(Stored dataset items)
___

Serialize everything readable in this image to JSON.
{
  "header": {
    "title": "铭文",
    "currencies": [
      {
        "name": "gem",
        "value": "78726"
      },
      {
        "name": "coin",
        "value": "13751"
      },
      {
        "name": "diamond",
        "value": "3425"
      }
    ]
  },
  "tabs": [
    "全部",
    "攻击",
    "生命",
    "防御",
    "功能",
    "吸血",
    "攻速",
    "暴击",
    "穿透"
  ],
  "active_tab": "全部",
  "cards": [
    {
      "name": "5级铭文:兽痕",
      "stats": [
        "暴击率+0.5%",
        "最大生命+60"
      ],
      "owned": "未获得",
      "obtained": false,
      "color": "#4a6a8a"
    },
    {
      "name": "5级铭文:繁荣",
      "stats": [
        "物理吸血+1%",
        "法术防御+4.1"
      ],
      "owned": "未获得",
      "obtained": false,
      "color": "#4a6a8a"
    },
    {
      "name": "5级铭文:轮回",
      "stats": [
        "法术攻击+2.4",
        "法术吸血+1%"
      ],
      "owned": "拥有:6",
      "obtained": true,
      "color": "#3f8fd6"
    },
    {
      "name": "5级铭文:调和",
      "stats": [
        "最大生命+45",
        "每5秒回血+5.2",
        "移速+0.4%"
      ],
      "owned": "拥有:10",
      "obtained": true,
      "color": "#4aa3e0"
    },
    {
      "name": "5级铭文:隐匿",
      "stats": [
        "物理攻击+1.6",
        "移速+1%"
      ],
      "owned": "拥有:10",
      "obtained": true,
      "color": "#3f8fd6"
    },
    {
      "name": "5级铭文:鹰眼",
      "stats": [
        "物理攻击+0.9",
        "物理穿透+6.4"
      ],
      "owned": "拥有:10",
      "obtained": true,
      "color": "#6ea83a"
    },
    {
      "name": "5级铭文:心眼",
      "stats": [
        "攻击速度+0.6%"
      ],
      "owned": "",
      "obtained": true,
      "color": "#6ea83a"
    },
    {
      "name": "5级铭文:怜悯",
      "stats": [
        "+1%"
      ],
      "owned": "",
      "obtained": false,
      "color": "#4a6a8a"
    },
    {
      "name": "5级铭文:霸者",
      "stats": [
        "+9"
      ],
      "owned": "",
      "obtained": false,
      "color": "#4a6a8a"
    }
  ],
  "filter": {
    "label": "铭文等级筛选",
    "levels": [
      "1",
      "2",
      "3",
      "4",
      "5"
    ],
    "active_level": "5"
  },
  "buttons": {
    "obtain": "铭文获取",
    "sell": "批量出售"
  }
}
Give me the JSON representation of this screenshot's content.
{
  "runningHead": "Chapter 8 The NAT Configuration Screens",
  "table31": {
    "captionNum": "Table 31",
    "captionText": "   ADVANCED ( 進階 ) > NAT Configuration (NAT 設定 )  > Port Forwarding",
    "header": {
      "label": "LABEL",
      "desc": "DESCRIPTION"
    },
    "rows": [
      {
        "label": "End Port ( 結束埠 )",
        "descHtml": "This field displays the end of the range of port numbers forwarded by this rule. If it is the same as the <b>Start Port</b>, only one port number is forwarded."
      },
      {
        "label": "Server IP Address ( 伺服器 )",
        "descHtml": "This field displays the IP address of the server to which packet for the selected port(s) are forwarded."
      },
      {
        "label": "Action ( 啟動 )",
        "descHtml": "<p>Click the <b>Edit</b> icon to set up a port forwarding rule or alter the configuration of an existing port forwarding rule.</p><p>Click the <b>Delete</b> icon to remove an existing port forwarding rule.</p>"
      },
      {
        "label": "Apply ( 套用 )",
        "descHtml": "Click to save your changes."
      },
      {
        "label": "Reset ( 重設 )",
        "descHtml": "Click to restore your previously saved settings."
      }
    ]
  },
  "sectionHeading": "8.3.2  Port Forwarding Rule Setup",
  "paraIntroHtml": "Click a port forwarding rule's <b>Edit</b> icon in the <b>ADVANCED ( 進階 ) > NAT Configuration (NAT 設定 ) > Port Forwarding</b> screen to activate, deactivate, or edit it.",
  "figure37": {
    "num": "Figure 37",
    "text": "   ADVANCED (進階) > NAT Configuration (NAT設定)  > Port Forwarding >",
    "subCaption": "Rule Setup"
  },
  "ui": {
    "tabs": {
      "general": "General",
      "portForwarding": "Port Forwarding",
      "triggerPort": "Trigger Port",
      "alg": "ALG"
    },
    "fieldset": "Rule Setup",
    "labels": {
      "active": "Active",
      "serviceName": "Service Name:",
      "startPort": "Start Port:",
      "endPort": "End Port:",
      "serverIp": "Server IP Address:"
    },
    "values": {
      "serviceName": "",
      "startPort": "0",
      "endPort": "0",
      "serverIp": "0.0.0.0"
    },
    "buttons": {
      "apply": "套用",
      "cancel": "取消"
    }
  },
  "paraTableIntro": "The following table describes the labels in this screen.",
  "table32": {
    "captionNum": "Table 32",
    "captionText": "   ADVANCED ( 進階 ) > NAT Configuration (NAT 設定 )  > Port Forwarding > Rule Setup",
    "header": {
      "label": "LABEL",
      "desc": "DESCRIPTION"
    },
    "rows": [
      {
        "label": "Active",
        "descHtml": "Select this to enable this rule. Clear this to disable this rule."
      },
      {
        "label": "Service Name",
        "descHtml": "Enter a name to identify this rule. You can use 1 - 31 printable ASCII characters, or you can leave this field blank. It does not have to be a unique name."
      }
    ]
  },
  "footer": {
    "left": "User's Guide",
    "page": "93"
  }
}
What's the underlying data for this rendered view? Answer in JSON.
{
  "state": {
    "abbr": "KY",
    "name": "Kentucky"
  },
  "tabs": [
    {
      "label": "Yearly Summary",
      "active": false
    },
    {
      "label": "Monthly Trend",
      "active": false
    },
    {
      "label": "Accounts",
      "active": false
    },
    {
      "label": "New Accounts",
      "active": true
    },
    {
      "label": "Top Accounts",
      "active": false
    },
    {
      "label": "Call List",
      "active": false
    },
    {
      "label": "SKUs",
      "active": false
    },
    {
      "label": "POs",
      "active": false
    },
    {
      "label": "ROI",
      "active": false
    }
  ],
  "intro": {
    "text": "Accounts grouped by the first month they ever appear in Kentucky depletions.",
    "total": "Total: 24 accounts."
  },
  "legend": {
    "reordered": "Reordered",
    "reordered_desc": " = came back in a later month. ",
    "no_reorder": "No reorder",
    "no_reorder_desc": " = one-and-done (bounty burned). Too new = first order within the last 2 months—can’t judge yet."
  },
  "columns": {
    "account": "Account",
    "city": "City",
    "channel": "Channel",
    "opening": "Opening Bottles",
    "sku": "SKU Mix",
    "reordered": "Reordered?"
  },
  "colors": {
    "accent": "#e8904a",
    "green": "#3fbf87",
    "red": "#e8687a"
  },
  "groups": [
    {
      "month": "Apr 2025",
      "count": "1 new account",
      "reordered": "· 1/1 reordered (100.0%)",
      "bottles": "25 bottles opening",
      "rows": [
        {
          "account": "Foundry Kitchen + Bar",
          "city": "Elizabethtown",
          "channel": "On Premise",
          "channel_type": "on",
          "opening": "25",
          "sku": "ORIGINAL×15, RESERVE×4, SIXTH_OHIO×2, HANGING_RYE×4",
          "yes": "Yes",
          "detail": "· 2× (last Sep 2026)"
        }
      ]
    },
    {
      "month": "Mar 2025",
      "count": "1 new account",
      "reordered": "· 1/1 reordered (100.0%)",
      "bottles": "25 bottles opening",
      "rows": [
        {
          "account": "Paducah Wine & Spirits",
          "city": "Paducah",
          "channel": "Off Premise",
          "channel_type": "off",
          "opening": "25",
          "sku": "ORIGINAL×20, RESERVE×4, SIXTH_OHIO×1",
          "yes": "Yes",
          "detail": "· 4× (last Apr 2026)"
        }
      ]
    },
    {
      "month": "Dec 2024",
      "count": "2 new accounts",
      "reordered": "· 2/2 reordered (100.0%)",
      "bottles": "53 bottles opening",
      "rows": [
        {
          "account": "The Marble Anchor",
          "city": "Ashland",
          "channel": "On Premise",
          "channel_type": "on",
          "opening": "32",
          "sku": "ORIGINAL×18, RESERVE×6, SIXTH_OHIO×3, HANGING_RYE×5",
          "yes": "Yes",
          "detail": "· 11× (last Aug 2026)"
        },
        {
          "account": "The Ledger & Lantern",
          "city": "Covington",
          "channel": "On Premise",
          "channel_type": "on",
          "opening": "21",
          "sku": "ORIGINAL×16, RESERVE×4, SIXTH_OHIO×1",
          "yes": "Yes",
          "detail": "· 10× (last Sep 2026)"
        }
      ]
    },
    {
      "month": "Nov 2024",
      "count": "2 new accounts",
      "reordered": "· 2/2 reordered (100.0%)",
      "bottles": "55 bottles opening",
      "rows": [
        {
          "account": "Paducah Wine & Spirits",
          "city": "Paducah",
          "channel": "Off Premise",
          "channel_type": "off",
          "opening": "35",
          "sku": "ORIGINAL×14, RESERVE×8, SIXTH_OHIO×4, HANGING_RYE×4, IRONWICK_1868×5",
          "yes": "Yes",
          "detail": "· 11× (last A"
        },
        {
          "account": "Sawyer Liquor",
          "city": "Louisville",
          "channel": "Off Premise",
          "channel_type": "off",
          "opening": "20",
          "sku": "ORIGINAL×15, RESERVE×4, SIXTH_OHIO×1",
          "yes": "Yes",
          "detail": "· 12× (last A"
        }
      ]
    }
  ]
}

___

▶ _THE TASK_
Which lines above contain the word "your"? Copy each of them.

▶ _ANSWER BELOW_
        "descHtml": "Click to save your changes."
        "descHtml": "Click to restore your previously saved settings."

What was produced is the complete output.